→ **WHAT YOU SHOULD DO**:
Return the entries below in their exact form, leaving the pictures out.

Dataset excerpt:

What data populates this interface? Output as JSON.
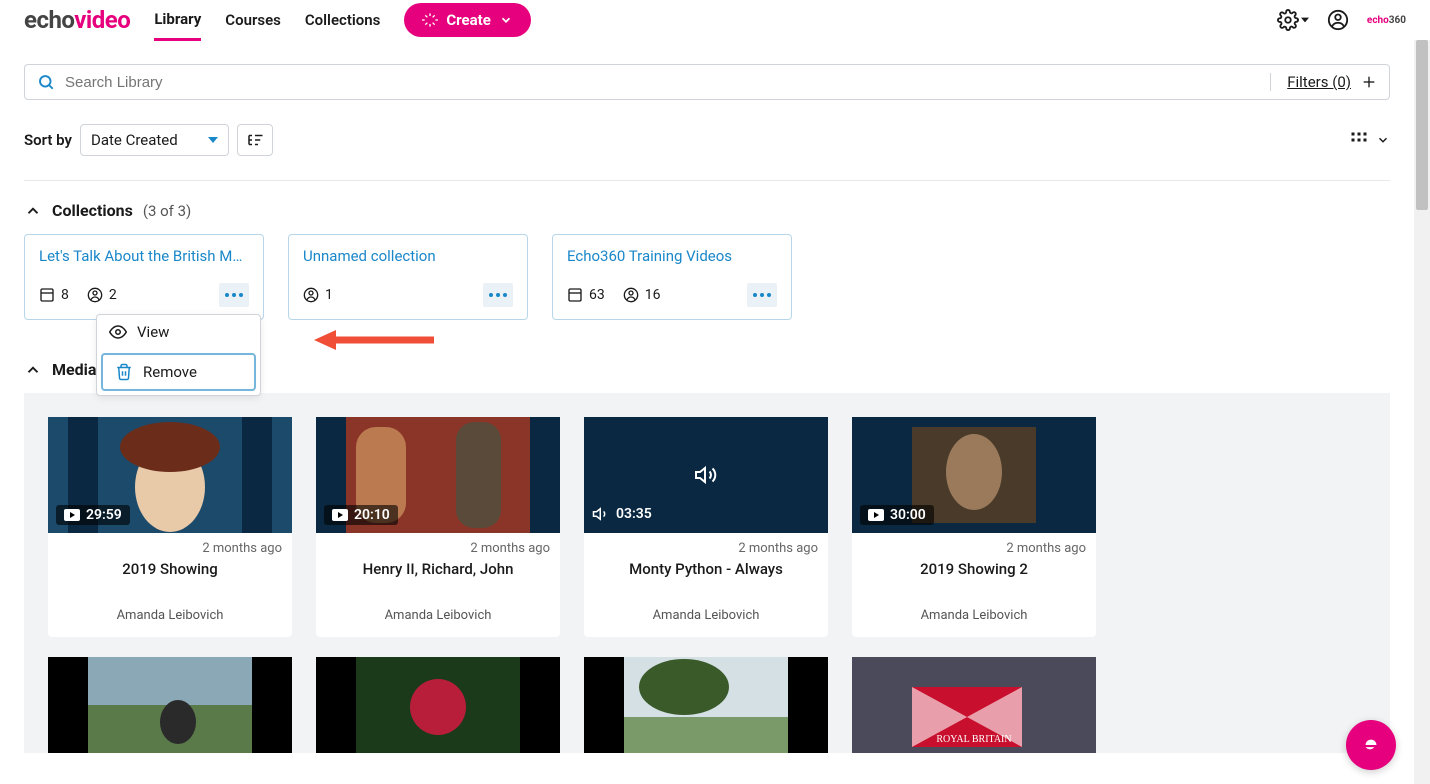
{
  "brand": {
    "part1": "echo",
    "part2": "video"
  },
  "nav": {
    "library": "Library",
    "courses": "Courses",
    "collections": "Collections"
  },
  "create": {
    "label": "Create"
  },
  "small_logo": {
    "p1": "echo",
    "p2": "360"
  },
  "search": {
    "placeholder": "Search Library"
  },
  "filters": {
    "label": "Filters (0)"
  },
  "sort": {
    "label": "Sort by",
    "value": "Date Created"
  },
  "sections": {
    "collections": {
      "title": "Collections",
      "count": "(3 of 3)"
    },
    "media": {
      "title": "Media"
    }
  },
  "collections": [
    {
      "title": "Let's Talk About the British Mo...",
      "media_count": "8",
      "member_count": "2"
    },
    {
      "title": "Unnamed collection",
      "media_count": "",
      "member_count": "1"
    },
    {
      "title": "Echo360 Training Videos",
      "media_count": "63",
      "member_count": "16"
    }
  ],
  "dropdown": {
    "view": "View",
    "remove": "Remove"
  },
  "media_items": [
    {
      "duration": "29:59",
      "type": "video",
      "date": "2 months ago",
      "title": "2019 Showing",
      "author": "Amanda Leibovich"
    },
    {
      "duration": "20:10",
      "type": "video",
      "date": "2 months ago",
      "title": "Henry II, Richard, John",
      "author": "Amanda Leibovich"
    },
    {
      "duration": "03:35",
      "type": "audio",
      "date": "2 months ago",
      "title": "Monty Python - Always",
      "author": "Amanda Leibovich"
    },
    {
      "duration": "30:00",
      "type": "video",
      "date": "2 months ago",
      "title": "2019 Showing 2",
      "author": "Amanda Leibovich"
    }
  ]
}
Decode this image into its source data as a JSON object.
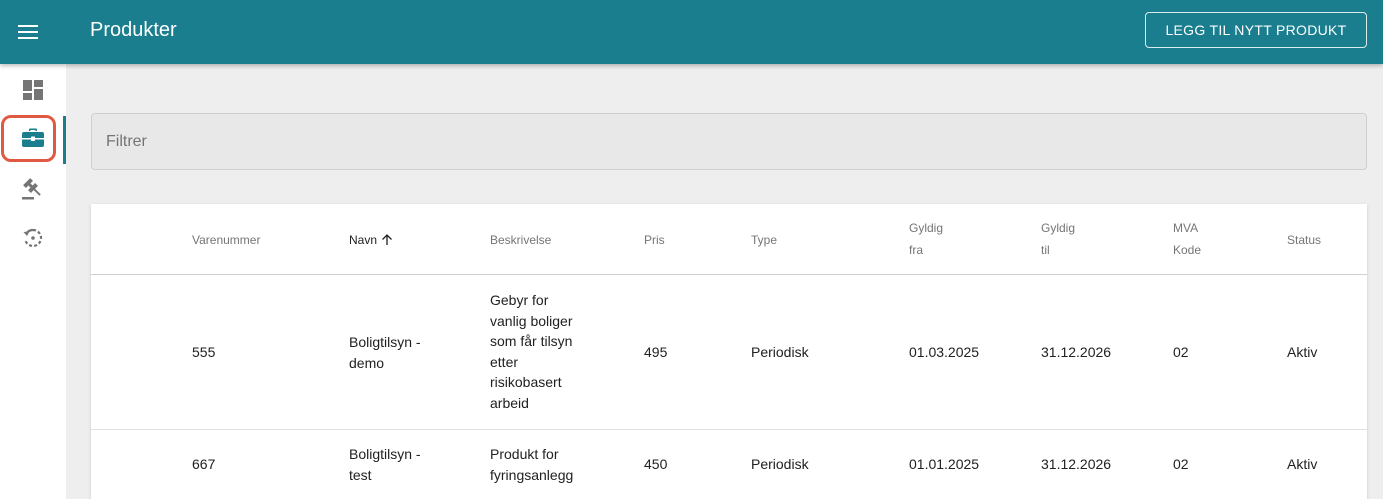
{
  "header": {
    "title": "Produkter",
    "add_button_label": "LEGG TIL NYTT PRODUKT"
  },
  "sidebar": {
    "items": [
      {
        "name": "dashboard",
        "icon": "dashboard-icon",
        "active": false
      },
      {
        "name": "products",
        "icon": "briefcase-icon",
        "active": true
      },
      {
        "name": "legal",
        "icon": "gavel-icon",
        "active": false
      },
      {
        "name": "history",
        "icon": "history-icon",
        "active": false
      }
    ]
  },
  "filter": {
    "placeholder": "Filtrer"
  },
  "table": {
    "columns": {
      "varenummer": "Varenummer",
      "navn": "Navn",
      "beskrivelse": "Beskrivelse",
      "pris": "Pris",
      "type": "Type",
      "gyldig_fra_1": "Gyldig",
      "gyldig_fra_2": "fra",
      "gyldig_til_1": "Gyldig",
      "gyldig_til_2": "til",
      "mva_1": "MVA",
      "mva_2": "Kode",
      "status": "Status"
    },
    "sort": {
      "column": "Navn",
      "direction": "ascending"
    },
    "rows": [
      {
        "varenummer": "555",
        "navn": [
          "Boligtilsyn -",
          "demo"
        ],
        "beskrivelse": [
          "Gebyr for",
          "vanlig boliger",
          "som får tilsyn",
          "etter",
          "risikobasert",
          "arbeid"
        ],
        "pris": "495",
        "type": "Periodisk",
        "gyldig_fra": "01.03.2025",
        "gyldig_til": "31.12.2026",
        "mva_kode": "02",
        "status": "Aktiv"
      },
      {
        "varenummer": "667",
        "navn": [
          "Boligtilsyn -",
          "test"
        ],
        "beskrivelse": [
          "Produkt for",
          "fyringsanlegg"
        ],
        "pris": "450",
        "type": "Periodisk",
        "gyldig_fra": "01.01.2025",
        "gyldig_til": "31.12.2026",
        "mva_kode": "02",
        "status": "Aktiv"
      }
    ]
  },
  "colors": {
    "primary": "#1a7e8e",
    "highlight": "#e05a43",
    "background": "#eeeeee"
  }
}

→ **RESPONSE BELOW**:
What data populates this interface? Output as JSON.
{
  "brand": {
    "part1": "echo",
    "part2": "video"
  },
  "nav": {
    "library": "Library",
    "courses": "Courses",
    "collections": "Collections"
  },
  "create": {
    "label": "Create"
  },
  "small_logo": {
    "p1": "echo",
    "p2": "360"
  },
  "search": {
    "placeholder": "Search Library"
  },
  "filters": {
    "label": "Filters (0)"
  },
  "sort": {
    "label": "Sort by",
    "value": "Date Created"
  },
  "sections": {
    "collections": {
      "title": "Collections",
      "count": "(3 of 3)"
    },
    "media": {
      "title": "Media"
    }
  },
  "collections": [
    {
      "title": "Let's Talk About the British Mo...",
      "media_count": "8",
      "member_count": "2"
    },
    {
      "title": "Unnamed collection",
      "media_count": "",
      "member_count": "1"
    },
    {
      "title": "Echo360 Training Videos",
      "media_count": "63",
      "member_count": "16"
    }
  ],
  "dropdown": {
    "view": "View",
    "remove": "Remove"
  },
  "media_items": [
    {
      "duration": "29:59",
      "type": "video",
      "date": "2 months ago",
      "title": "2019 Showing",
      "author": "Amanda Leibovich"
    },
    {
      "duration": "20:10",
      "type": "video",
      "date": "2 months ago",
      "title": "Henry II, Richard, John",
      "author": "Amanda Leibovich"
    },
    {
      "duration": "03:35",
      "type": "audio",
      "date": "2 months ago",
      "title": "Monty Python - Always",
      "author": "Amanda Leibovich"
    },
    {
      "duration": "30:00",
      "type": "video",
      "date": "2 months ago",
      "title": "2019 Showing 2",
      "author": "Amanda Leibovich"
    }
  ]
}
Decode this image into its source data as a JSON object.
{
  "header": {
    "title": "Produkter",
    "add_button_label": "LEGG TIL NYTT PRODUKT"
  },
  "sidebar": {
    "items": [
      {
        "name": "dashboard",
        "icon": "dashboard-icon",
        "active": false
      },
      {
        "name": "products",
        "icon": "briefcase-icon",
        "active": true
      },
      {
        "name": "legal",
        "icon": "gavel-icon",
        "active": false
      },
      {
        "name": "history",
        "icon": "history-icon",
        "active": false
      }
    ]
  },
  "filter": {
    "placeholder": "Filtrer"
  },
  "table": {
    "columns": {
      "varenummer": "Varenummer",
      "navn": "Navn",
      "beskrivelse": "Beskrivelse",
      "pris": "Pris",
      "type": "Type",
      "gyldig_fra_1": "Gyldig",
      "gyldig_fra_2": "fra",
      "gyldig_til_1": "Gyldig",
      "gyldig_til_2": "til",
      "mva_1": "MVA",
      "mva_2": "Kode",
      "status": "Status"
    },
    "sort": {
      "column": "Navn",
      "direction": "ascending"
    },
    "rows": [
      {
        "varenummer": "555",
        "navn": [
          "Boligtilsyn -",
          "demo"
        ],
        "beskrivelse": [
          "Gebyr for",
          "vanlig boliger",
          "som får tilsyn",
          "etter",
          "risikobasert",
          "arbeid"
        ],
        "pris": "495",
        "type": "Periodisk",
        "gyldig_fra": "01.03.2025",
        "gyldig_til": "31.12.2026",
        "mva_kode": "02",
        "status": "Aktiv"
      },
      {
        "varenummer": "667",
        "navn": [
          "Boligtilsyn -",
          "test"
        ],
        "beskrivelse": [
          "Produkt for",
          "fyringsanlegg"
        ],
        "pris": "450",
        "type": "Periodisk",
        "gyldig_fra": "01.01.2025",
        "gyldig_til": "31.12.2026",
        "mva_kode": "02",
        "status": "Aktiv"
      }
    ]
  },
  "colors": {
    "primary": "#1a7e8e",
    "highlight": "#e05a43",
    "background": "#eeeeee"
  }
}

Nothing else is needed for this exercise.